## Begin

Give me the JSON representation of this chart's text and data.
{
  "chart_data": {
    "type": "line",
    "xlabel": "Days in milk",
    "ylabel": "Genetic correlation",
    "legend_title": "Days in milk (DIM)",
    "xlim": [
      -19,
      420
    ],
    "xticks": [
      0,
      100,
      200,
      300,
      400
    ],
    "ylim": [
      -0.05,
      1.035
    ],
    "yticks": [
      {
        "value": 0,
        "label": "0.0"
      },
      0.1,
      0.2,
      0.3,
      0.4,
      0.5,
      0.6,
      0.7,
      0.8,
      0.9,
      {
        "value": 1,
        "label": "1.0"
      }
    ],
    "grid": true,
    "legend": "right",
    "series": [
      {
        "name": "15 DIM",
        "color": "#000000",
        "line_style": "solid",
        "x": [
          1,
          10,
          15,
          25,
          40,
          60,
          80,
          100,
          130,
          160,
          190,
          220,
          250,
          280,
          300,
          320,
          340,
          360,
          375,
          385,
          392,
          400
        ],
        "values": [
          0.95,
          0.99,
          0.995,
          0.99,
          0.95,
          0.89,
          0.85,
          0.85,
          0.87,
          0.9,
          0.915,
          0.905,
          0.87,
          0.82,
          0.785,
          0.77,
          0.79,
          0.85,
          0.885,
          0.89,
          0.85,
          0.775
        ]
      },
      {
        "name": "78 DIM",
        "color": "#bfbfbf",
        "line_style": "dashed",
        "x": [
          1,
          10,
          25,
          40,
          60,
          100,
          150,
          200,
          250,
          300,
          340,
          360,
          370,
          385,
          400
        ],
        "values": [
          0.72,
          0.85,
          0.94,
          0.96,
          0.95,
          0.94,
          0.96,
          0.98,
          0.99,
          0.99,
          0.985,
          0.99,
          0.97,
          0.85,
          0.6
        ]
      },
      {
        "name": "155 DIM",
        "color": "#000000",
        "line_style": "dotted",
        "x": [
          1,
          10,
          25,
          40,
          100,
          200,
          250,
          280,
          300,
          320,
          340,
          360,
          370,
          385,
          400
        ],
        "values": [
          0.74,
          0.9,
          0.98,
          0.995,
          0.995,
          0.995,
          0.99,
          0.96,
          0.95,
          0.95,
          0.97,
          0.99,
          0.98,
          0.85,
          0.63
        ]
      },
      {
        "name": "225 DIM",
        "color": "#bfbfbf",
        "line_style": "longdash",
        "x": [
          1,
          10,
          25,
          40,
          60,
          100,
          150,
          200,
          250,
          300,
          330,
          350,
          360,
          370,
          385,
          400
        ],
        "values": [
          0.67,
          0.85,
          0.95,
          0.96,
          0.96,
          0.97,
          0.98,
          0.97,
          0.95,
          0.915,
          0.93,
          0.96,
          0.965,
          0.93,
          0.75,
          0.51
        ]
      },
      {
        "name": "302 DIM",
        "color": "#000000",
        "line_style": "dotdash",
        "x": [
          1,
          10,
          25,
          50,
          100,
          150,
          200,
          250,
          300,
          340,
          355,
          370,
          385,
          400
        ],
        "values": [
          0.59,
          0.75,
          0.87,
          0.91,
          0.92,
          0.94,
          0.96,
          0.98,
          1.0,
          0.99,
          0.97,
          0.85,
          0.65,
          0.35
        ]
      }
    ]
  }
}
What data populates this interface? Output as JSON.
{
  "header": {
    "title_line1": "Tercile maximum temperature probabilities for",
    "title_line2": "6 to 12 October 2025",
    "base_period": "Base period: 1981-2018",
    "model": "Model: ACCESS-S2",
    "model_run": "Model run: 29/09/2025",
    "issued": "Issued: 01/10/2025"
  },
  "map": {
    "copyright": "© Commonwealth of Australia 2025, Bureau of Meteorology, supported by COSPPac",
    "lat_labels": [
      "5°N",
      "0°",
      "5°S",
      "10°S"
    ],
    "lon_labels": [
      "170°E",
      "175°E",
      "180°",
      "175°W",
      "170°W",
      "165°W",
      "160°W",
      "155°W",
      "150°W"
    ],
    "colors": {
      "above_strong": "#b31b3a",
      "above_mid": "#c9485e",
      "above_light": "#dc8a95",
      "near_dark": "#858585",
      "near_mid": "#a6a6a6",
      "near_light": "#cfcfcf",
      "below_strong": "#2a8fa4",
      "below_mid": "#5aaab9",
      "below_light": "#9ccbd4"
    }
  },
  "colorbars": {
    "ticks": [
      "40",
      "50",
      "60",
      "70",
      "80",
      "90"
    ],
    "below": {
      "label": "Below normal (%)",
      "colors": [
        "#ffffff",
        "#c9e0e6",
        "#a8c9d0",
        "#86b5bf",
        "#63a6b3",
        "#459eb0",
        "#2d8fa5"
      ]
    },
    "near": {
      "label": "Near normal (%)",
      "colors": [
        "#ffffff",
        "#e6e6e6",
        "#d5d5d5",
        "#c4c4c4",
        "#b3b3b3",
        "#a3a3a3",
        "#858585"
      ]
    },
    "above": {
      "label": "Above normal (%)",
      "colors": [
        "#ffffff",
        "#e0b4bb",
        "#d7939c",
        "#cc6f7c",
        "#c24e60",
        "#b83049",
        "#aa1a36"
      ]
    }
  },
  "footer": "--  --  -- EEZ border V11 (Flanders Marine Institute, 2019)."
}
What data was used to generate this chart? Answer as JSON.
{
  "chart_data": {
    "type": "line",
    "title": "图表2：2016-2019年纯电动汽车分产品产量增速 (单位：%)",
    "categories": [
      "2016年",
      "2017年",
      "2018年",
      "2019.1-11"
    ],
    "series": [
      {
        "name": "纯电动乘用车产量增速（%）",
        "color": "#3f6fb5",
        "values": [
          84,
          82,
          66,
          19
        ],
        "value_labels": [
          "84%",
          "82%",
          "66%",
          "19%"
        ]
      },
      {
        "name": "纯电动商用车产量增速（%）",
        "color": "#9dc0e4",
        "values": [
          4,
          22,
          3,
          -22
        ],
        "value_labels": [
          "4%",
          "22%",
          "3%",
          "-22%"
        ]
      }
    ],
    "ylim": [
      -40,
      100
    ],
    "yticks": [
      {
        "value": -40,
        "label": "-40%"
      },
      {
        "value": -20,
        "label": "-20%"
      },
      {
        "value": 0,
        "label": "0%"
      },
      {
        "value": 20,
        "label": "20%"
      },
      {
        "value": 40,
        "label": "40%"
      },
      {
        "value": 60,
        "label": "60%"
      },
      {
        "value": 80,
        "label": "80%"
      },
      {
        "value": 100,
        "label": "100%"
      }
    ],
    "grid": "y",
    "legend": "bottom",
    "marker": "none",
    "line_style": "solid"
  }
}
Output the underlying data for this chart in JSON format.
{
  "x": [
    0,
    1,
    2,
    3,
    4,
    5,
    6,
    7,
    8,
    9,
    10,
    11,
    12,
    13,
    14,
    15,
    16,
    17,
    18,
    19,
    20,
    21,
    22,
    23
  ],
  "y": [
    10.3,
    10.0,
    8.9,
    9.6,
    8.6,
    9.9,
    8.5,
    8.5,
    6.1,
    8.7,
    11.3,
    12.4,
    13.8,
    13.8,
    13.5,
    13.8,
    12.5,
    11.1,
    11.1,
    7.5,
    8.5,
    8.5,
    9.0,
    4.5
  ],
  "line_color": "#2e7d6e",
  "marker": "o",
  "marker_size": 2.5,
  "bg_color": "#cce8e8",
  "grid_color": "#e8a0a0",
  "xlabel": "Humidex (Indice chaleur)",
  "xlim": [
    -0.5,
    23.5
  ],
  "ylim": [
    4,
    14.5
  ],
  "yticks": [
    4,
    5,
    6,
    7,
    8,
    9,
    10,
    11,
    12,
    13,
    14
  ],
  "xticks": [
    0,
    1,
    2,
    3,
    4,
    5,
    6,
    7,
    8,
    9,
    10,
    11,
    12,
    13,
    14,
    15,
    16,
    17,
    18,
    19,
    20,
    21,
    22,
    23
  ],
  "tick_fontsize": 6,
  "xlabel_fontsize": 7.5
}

## End

• [What you need to do]: How many lines in the records above hold the word "Output"? Give only the number.

• [The reply]: 2